EXERCISE
Copy out the listing in full, exactly as written, but not its pictures.

[Dataset records]
- - - - - - -
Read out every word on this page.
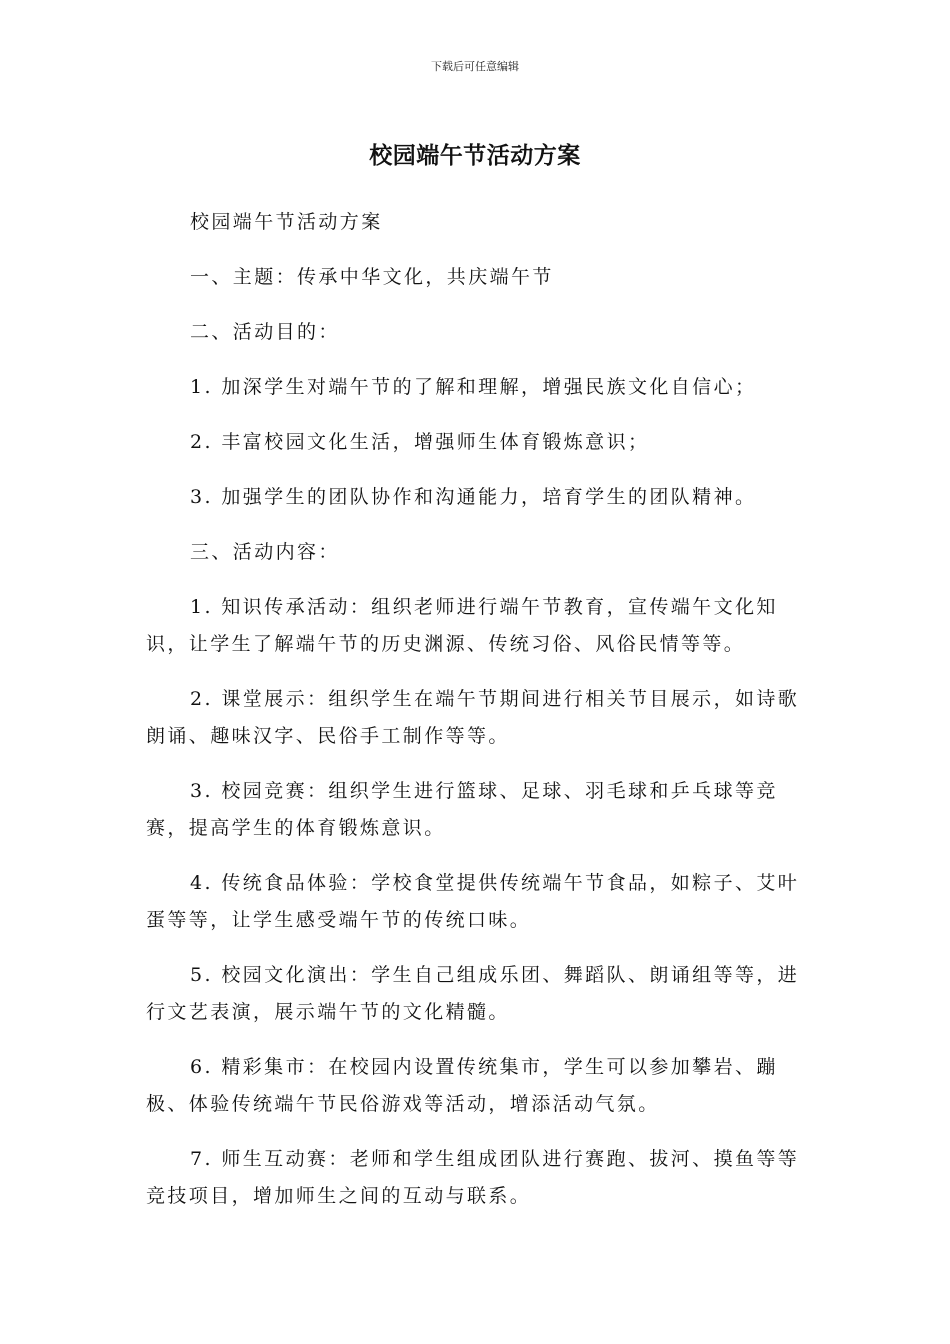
下载后可任意编辑
校园端午节活动方案

校园端午节活动方案

一、主题：传承中华文化，共庆端午节

二、活动目的：

1. 加深学生对端午节的了解和理解，增强民族文化自信心；

2. 丰富校园文化生活，增强师生体育锻炼意识；

3. 加强学生的团队协作和沟通能力，培育学生的团队精神。

三、活动内容：

1. 知识传承活动：组织老师进行端午节教育，宣传端午文化知识，让学生了解端午节的历史渊源、传统习俗、风俗民情等等。

2. 课堂展示：组织学生在端午节期间进行相关节目展示，如诗歌朗诵、趣味汉字、民俗手工制作等等。

3. 校园竞赛：组织学生进行篮球、足球、羽毛球和乒乓球等竞赛，提高学生的体育锻炼意识。

4. 传统食品体验：学校食堂提供传统端午节食品，如粽子、艾叶蛋等等，让学生感受端午节的传统口味。

5. 校园文化演出：学生自己组成乐团、舞蹈队、朗诵组等等，进行文艺表演，展示端午节的文化精髓。

6. 精彩集市：在校园内设置传统集市，学生可以参加攀岩、蹦极、体验传统端午节民俗游戏等活动，增添活动气氛。

7. 师生互动赛：老师和学生组成团队进行赛跑、拔河、摸鱼等等竞技项目，增加师生之间的互动与联系。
- - - - - - -
WRITTEN SOLUTION
Read out every word on this page.
下载后可任意编辑
校园端午节活动方案

校园端午节活动方案

一、主题：传承中华文化，共庆端午节

二、活动目的：

1. 加深学生对端午节的了解和理解，增强民族文化自信心；

2. 丰富校园文化生活，增强师生体育锻炼意识；

3. 加强学生的团队协作和沟通能力，培育学生的团队精神。

三、活动内容：

1. 知识传承活动：组织老师进行端午节教育，宣传端午文化知识，让学生了解端午节的历史渊源、传统习俗、风俗民情等等。

2. 课堂展示：组织学生在端午节期间进行相关节目展示，如诗歌朗诵、趣味汉字、民俗手工制作等等。

3. 校园竞赛：组织学生进行篮球、足球、羽毛球和乒乓球等竞赛，提高学生的体育锻炼意识。

4. 传统食品体验：学校食堂提供传统端午节食品，如粽子、艾叶蛋等等，让学生感受端午节的传统口味。

5. 校园文化演出：学生自己组成乐团、舞蹈队、朗诵组等等，进行文艺表演，展示端午节的文化精髓。

6. 精彩集市：在校园内设置传统集市，学生可以参加攀岩、蹦极、体验传统端午节民俗游戏等活动，增添活动气氛。

7. 师生互动赛：老师和学生组成团队进行赛跑、拔河、摸鱼等等竞技项目，增加师生之间的互动与联系。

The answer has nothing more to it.